• Lines of data
• • •

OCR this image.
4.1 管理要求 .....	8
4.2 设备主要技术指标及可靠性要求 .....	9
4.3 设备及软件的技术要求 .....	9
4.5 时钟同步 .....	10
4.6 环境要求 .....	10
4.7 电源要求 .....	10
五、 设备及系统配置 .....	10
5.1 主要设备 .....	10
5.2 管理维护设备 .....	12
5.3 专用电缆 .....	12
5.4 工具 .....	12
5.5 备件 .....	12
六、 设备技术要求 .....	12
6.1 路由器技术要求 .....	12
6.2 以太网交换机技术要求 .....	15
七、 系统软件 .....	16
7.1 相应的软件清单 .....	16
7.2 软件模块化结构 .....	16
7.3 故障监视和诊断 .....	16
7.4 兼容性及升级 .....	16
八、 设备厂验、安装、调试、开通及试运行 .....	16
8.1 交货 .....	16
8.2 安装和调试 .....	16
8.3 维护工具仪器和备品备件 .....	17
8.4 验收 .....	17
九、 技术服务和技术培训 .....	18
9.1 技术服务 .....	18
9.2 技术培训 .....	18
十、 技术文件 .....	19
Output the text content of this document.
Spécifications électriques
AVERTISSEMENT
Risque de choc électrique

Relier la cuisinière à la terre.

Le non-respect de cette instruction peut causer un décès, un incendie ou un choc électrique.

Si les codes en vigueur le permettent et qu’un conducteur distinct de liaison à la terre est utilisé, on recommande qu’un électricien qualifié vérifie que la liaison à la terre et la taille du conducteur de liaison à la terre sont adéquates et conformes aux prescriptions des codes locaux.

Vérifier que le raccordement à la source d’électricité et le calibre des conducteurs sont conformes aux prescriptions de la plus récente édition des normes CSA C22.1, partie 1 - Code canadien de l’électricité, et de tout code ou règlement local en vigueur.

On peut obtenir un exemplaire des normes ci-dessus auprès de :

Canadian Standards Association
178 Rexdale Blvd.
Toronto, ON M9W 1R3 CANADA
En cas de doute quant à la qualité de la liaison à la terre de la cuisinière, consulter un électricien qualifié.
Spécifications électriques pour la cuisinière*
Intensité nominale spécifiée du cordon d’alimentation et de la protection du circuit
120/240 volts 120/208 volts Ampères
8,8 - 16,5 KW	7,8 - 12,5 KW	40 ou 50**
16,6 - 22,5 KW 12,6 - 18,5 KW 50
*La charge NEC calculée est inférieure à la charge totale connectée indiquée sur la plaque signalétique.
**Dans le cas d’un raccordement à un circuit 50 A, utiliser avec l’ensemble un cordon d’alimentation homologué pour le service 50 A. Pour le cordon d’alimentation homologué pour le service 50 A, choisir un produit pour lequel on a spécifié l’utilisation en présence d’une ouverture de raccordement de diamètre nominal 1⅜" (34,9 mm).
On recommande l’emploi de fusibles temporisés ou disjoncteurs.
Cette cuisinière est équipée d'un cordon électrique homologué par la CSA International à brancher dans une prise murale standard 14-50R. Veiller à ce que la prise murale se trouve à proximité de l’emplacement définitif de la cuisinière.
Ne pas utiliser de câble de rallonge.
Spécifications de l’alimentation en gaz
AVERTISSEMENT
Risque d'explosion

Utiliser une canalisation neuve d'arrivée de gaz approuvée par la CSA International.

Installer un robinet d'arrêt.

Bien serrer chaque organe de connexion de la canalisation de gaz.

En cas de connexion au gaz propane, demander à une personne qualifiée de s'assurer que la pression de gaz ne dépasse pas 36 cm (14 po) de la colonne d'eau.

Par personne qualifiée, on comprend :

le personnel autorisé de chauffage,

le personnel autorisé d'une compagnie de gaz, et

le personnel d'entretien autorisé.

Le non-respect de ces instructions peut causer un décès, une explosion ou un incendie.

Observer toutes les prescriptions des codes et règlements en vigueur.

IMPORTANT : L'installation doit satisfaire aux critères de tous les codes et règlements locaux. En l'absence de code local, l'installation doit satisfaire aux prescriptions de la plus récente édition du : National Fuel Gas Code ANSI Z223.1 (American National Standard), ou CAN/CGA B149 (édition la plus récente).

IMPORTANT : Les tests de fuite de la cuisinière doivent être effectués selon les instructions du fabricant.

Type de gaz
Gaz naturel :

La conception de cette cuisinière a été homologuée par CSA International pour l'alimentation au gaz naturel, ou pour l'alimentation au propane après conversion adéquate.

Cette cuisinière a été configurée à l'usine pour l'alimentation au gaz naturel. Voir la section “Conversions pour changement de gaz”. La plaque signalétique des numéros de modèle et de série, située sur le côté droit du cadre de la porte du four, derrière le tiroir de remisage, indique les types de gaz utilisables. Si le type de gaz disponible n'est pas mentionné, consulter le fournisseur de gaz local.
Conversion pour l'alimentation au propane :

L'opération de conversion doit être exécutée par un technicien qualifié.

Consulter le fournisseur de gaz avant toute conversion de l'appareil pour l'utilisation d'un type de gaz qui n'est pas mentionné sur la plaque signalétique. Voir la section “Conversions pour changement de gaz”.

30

• • •

• Your objective
Every line of the data above should be reproduced word for word.

• Answer
OCR this image.
4.1 管理要求 .....	8
4.2 设备主要技术指标及可靠性要求 .....	9
4.3 设备及软件的技术要求 .....	9
4.5 时钟同步 .....	10
4.6 环境要求 .....	10
4.7 电源要求 .....	10
五、 设备及系统配置 .....	10
5.1 主要设备 .....	10
5.2 管理维护设备 .....	12
5.3 专用电缆 .....	12
5.4 工具 .....	12
5.5 备件 .....	12
六、 设备技术要求 .....	12
6.1 路由器技术要求 .....	12
6.2 以太网交换机技术要求 .....	15
七、 系统软件 .....	16
7.1 相应的软件清单 .....	16
7.2 软件模块化结构 .....	16
7.3 故障监视和诊断 .....	16
7.4 兼容性及升级 .....	16
八、 设备厂验、安装、调试、开通及试运行 .....	16
8.1 交货 .....	16
8.2 安装和调试 .....	16
8.3 维护工具仪器和备品备件 .....	17
8.4 验收 .....	17
九、 技术服务和技术培训 .....	18
9.1 技术服务 .....	18
9.2 技术培训 .....	18
十、 技术文件 .....	19
Output the text content of this document.
Spécifications électriques
AVERTISSEMENT
Risque de choc électrique

Relier la cuisinière à la terre.

Le non-respect de cette instruction peut causer un décès, un incendie ou un choc électrique.

Si les codes en vigueur le permettent et qu’un conducteur distinct de liaison à la terre est utilisé, on recommande qu’un électricien qualifié vérifie que la liaison à la terre et la taille du conducteur de liaison à la terre sont adéquates et conformes aux prescriptions des codes locaux.

Vérifier que le raccordement à la source d’électricité et le calibre des conducteurs sont conformes aux prescriptions de la plus récente édition des normes CSA C22.1, partie 1 - Code canadien de l’électricité, et de tout code ou règlement local en vigueur.

On peut obtenir un exemplaire des normes ci-dessus auprès de :

Canadian Standards Association
178 Rexdale Blvd.
Toronto, ON M9W 1R3 CANADA
En cas de doute quant à la qualité de la liaison à la terre de la cuisinière, consulter un électricien qualifié.
Spécifications électriques pour la cuisinière*
Intensité nominale spécifiée du cordon d’alimentation et de la protection du circuit
120/240 volts 120/208 volts Ampères
8,8 - 16,5 KW	7,8 - 12,5 KW	40 ou 50**
16,6 - 22,5 KW 12,6 - 18,5 KW 50
*La charge NEC calculée est inférieure à la charge totale connectée indiquée sur la plaque signalétique.
**Dans le cas d’un raccordement à un circuit 50 A, utiliser avec l’ensemble un cordon d’alimentation homologué pour le service 50 A. Pour le cordon d’alimentation homologué pour le service 50 A, choisir un produit pour lequel on a spécifié l’utilisation en présence d’une ouverture de raccordement de diamètre nominal 1⅜" (34,9 mm).
On recommande l’emploi de fusibles temporisés ou disjoncteurs.
Cette cuisinière est équipée d'un cordon électrique homologué par la CSA International à brancher dans une prise murale standard 14-50R. Veiller à ce que la prise murale se trouve à proximité de l’emplacement définitif de la cuisinière.
Ne pas utiliser de câble de rallonge.
Spécifications de l’alimentation en gaz
AVERTISSEMENT
Risque d'explosion

Utiliser une canalisation neuve d'arrivée de gaz approuvée par la CSA International.

Installer un robinet d'arrêt.

Bien serrer chaque organe de connexion de la canalisation de gaz.

En cas de connexion au gaz propane, demander à une personne qualifiée de s'assurer que la pression de gaz ne dépasse pas 36 cm (14 po) de la colonne d'eau.

Par personne qualifiée, on comprend :

le personnel autorisé de chauffage,

le personnel autorisé d'une compagnie de gaz, et

le personnel d'entretien autorisé.

Le non-respect de ces instructions peut causer un décès, une explosion ou un incendie.

Observer toutes les prescriptions des codes et règlements en vigueur.

IMPORTANT : L'installation doit satisfaire aux critères de tous les codes et règlements locaux. En l'absence de code local, l'installation doit satisfaire aux prescriptions de la plus récente édition du : National Fuel Gas Code ANSI Z223.1 (American National Standard), ou CAN/CGA B149 (édition la plus récente).

IMPORTANT : Les tests de fuite de la cuisinière doivent être effectués selon les instructions du fabricant.

Type de gaz
Gaz naturel :

La conception de cette cuisinière a été homologuée par CSA International pour l'alimentation au gaz naturel, ou pour l'alimentation au propane après conversion adéquate.

Cette cuisinière a été configurée à l'usine pour l'alimentation au gaz naturel. Voir la section “Conversions pour changement de gaz”. La plaque signalétique des numéros de modèle et de série, située sur le côté droit du cadre de la porte du four, derrière le tiroir de remisage, indique les types de gaz utilisables. Si le type de gaz disponible n'est pas mentionné, consulter le fournisseur de gaz local.
Conversion pour l'alimentation au propane :

L'opération de conversion doit être exécutée par un technicien qualifié.

Consulter le fournisseur de gaz avant toute conversion de l'appareil pour l'utilisation d'un type de gaz qui n'est pas mentionné sur la plaque signalétique. Voir la section “Conversions pour changement de gaz”.

30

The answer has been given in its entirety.